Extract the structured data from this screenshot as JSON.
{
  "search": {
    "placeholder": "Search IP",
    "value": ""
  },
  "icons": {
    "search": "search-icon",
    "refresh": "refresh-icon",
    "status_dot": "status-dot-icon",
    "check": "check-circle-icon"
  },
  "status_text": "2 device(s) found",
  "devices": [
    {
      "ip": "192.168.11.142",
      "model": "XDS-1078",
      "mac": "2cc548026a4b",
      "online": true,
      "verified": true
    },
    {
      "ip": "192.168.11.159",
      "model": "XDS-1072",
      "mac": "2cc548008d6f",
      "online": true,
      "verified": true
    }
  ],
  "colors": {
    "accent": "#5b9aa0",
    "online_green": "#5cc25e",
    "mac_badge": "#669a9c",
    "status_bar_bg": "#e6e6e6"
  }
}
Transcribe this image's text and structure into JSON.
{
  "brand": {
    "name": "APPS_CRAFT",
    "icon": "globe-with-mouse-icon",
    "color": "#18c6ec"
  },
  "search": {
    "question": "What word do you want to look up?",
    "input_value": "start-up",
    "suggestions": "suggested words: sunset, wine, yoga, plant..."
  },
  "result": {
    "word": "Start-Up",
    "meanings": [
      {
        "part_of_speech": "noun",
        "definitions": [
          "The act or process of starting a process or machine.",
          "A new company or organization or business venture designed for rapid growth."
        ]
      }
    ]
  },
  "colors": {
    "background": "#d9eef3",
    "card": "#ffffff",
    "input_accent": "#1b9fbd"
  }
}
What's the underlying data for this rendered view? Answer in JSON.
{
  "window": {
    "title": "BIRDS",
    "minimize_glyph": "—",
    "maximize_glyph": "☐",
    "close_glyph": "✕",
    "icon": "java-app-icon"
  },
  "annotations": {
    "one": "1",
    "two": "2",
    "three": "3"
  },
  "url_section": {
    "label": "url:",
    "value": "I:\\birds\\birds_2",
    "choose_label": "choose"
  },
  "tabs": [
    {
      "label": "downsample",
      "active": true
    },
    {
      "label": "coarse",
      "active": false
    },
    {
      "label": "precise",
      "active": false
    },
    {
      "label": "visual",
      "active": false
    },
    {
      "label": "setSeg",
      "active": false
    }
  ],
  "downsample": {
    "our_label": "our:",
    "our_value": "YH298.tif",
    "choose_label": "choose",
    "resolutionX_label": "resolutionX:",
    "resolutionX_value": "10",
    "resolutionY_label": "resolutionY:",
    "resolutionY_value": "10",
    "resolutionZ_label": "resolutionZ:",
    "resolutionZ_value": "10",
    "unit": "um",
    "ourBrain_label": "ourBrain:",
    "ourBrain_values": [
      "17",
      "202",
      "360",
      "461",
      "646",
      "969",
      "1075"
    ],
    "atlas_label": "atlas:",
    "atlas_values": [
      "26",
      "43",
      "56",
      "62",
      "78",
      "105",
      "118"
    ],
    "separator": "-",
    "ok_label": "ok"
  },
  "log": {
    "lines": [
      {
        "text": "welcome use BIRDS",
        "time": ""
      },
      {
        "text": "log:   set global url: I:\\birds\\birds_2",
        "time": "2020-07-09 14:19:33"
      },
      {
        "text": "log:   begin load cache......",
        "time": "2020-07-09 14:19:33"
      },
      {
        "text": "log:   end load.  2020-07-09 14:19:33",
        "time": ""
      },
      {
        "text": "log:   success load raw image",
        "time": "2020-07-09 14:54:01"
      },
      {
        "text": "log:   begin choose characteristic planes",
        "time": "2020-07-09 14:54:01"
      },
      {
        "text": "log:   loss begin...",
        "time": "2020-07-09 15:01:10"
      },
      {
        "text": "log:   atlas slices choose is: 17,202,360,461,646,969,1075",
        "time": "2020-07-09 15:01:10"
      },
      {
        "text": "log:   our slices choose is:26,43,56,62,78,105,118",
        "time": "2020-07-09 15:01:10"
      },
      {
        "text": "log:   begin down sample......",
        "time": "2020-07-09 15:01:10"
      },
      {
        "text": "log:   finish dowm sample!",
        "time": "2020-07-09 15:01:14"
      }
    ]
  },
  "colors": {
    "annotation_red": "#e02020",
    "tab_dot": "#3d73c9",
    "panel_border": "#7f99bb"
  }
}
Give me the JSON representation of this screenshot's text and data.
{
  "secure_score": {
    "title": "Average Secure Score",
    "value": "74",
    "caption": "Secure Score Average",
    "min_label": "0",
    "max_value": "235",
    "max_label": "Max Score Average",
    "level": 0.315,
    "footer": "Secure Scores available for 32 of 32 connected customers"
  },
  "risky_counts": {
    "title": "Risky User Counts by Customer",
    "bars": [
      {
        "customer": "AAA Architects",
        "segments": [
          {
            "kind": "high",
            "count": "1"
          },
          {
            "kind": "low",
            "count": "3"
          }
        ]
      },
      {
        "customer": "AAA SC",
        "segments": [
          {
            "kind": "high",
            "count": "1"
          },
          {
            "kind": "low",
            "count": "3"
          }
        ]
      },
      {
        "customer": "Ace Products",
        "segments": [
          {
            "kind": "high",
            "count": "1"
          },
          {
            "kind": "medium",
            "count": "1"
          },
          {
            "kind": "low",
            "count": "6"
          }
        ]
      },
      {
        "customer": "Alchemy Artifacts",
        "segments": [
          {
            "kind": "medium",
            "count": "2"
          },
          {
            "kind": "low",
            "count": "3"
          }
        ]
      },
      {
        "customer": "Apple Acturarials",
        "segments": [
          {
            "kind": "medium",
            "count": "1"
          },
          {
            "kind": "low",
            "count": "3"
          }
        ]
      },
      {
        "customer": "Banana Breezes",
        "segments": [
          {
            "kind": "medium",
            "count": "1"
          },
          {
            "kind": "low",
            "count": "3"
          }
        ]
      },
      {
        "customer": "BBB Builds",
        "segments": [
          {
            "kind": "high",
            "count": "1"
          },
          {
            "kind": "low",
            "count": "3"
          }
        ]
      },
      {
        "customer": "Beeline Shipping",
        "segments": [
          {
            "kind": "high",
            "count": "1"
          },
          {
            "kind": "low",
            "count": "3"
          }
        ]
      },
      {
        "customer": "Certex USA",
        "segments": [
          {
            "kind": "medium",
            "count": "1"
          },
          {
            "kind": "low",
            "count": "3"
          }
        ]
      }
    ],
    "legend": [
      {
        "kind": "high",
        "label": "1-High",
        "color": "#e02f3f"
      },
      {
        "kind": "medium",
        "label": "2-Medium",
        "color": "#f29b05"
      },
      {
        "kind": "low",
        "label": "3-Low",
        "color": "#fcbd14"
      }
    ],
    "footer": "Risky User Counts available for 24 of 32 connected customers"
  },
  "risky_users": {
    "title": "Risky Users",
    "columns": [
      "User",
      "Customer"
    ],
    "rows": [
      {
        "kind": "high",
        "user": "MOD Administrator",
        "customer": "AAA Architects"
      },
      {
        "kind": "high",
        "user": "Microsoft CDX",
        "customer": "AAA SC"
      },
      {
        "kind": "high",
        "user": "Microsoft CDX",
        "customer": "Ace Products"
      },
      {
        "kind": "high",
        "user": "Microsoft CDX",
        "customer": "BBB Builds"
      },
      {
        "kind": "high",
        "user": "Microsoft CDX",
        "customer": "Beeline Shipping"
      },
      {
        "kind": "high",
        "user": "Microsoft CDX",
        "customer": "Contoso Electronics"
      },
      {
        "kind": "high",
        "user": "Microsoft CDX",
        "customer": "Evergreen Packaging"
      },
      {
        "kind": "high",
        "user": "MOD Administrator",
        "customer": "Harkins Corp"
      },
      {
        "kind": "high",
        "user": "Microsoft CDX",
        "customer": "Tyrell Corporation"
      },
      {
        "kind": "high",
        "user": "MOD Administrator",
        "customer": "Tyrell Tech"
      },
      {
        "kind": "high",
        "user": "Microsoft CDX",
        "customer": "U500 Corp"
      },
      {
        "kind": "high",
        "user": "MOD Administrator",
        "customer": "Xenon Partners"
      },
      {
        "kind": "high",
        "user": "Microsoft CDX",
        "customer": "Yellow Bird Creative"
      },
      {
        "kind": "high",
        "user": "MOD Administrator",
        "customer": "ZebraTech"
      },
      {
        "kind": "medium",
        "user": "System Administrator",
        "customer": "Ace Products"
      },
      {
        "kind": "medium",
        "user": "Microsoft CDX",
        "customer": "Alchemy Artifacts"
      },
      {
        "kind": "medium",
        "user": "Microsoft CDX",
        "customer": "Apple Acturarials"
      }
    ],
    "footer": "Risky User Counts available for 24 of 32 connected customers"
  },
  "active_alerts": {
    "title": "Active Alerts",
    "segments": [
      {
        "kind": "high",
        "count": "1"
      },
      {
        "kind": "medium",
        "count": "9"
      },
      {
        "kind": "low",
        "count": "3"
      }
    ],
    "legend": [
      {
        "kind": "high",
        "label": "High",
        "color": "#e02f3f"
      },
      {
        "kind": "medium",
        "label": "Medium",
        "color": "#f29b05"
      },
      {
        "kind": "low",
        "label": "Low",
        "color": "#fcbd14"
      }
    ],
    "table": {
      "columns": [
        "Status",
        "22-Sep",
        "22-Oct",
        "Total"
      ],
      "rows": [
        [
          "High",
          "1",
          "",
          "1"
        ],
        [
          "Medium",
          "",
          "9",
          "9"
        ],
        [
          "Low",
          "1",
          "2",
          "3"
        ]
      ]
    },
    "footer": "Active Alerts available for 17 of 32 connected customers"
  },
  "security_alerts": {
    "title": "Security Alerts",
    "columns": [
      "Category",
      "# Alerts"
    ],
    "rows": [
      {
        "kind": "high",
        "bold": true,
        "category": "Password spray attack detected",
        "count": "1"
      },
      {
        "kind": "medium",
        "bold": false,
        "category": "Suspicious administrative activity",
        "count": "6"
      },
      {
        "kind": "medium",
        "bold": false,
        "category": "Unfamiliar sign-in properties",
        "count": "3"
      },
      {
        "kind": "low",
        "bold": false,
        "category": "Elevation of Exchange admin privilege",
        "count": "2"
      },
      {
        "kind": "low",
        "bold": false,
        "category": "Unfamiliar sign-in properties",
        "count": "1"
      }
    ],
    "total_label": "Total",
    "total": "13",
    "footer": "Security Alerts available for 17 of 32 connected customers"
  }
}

+-------+

What is required: Of the lines above, how many hold the string "begin"? Answer with only the number.

Problem solution: 4